→ **Stored data entries**
## START
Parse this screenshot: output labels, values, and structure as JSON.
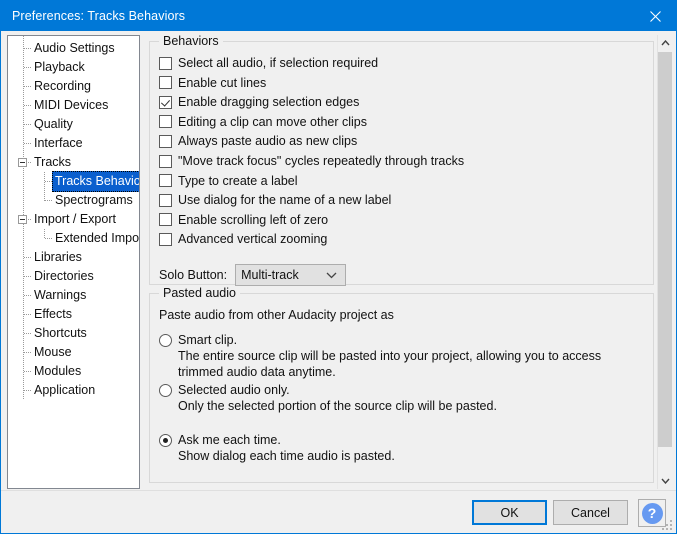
{
  "window": {
    "title": "Preferences: Tracks Behaviors",
    "close_icon": "close-x-icon",
    "accent_color": "#0078d7"
  },
  "sidebar": {
    "items": [
      {
        "label": "Audio Settings",
        "level": 1,
        "expander": false,
        "selected": false
      },
      {
        "label": "Playback",
        "level": 1,
        "expander": false,
        "selected": false
      },
      {
        "label": "Recording",
        "level": 1,
        "expander": false,
        "selected": false
      },
      {
        "label": "MIDI Devices",
        "level": 1,
        "expander": false,
        "selected": false
      },
      {
        "label": "Quality",
        "level": 1,
        "expander": false,
        "selected": false
      },
      {
        "label": "Interface",
        "level": 1,
        "expander": false,
        "selected": false
      },
      {
        "label": "Tracks",
        "level": 1,
        "expander": true,
        "selected": false
      },
      {
        "label": "Tracks Behaviors",
        "level": 2,
        "expander": false,
        "selected": true
      },
      {
        "label": "Spectrograms",
        "level": 2,
        "expander": false,
        "selected": false
      },
      {
        "label": "Import / Export",
        "level": 1,
        "expander": true,
        "selected": false
      },
      {
        "label": "Extended Import",
        "level": 2,
        "expander": false,
        "selected": false
      },
      {
        "label": "Libraries",
        "level": 1,
        "expander": false,
        "selected": false
      },
      {
        "label": "Directories",
        "level": 1,
        "expander": false,
        "selected": false
      },
      {
        "label": "Warnings",
        "level": 1,
        "expander": false,
        "selected": false
      },
      {
        "label": "Effects",
        "level": 1,
        "expander": false,
        "selected": false
      },
      {
        "label": "Shortcuts",
        "level": 1,
        "expander": false,
        "selected": false
      },
      {
        "label": "Mouse",
        "level": 1,
        "expander": false,
        "selected": false
      },
      {
        "label": "Modules",
        "level": 1,
        "expander": false,
        "selected": false
      },
      {
        "label": "Application",
        "level": 1,
        "expander": false,
        "selected": false
      }
    ]
  },
  "behaviors": {
    "group_title": "Behaviors",
    "checkboxes": [
      {
        "label": "Select all audio, if selection required",
        "checked": false
      },
      {
        "label": "Enable cut lines",
        "checked": false
      },
      {
        "label": "Enable dragging selection edges",
        "checked": true
      },
      {
        "label": "Editing a clip can move other clips",
        "checked": false
      },
      {
        "label": "Always paste audio as new clips",
        "checked": false
      },
      {
        "label": "\"Move track focus\" cycles repeatedly through tracks",
        "checked": false
      },
      {
        "label": "Type to create a label",
        "checked": false
      },
      {
        "label": "Use dialog for the name of a new label",
        "checked": false
      },
      {
        "label": "Enable scrolling left of zero",
        "checked": false
      },
      {
        "label": "Advanced vertical zooming",
        "checked": false
      }
    ],
    "solo": {
      "label": "Solo Button:",
      "value": "Multi-track",
      "arrow_icon": "chevron-down-icon"
    }
  },
  "pasted_audio": {
    "group_title": "Pasted audio",
    "intro": "Paste audio from other Audacity project as",
    "options": [
      {
        "label": "Smart clip.",
        "selected": false,
        "description_lines": [
          "The entire source clip will be pasted into your project, allowing you to access",
          "trimmed audio data anytime."
        ]
      },
      {
        "label": "Selected audio only.",
        "selected": false,
        "description_lines": [
          "Only the selected portion of the source clip will be pasted."
        ]
      },
      {
        "label": "Ask me each time.",
        "selected": true,
        "description_lines": [
          "Show dialog each time audio is pasted."
        ]
      }
    ]
  },
  "scrollbar": {
    "up_icon": "chevron-up-icon",
    "down_icon": "chevron-down-icon"
  },
  "buttons": {
    "ok": "OK",
    "cancel": "Cancel",
    "help": "?",
    "help_icon": "help-circle-icon"
  }
}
## END
Find the word "project" in the material, then list each line that holds it.

→ **IN RESPONSE**
    "intro": "Paste audio from other Audacity project as",
          "The entire source clip will be pasted into your project, allowing you to access",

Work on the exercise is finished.